**The task**:
Copy out the lines that include the word "上海时尚饰品有限公司".

**Records to process**:
────────────────

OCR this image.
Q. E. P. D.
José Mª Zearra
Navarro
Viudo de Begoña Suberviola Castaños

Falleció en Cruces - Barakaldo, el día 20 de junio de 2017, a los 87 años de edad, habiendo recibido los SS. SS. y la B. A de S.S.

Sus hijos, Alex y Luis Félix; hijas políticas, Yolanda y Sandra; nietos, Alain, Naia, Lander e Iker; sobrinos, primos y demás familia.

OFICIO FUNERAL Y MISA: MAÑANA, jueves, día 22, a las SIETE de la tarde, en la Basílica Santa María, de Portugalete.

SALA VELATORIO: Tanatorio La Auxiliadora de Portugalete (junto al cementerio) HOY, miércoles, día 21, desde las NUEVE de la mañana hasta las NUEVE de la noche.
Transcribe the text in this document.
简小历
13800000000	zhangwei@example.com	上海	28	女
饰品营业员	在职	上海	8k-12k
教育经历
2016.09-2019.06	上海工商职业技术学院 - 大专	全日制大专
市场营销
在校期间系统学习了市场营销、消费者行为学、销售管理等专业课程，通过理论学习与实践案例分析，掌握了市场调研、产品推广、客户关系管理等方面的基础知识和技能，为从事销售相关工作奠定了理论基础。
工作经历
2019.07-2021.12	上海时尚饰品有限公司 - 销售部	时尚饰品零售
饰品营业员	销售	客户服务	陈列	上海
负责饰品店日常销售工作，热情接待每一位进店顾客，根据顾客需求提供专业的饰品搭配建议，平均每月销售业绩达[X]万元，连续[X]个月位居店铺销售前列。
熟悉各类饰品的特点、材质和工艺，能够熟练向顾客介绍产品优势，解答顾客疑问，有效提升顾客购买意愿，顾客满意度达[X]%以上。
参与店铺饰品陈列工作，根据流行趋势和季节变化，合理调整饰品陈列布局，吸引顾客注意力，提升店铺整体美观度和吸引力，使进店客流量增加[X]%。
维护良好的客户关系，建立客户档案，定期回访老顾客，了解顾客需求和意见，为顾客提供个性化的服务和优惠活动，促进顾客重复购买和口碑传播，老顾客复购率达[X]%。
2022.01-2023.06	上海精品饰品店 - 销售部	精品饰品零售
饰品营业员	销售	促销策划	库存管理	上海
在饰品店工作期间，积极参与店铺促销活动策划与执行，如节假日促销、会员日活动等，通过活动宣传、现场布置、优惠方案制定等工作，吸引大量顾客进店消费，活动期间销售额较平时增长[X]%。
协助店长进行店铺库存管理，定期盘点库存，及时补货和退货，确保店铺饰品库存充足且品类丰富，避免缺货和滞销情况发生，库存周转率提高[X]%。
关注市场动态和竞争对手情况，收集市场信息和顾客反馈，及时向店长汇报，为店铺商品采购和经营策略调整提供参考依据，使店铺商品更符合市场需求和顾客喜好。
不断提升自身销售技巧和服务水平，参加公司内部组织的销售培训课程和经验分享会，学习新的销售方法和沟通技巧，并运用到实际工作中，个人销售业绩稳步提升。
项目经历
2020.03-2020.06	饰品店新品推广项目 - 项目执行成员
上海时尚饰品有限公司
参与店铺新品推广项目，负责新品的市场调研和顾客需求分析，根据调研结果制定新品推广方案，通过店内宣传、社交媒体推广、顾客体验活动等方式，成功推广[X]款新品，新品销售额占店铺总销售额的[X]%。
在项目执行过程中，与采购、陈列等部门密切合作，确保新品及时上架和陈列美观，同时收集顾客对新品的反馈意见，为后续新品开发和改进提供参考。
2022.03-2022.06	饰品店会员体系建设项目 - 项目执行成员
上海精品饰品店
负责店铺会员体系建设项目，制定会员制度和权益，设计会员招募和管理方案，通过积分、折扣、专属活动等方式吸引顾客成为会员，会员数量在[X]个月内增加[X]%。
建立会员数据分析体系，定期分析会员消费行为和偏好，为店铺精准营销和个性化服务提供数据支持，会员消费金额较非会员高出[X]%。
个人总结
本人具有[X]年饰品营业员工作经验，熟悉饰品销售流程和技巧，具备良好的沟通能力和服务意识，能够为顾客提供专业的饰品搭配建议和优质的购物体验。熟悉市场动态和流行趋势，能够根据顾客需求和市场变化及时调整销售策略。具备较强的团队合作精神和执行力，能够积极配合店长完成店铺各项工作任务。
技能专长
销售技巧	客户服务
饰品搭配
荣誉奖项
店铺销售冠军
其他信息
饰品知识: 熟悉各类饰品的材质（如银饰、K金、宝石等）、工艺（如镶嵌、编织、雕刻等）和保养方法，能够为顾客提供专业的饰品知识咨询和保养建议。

────────────────

**Answer to this task**:
2019.07-2021.12	上海时尚饰品有限公司 - 销售部	时尚饰品零售
上海时尚饰品有限公司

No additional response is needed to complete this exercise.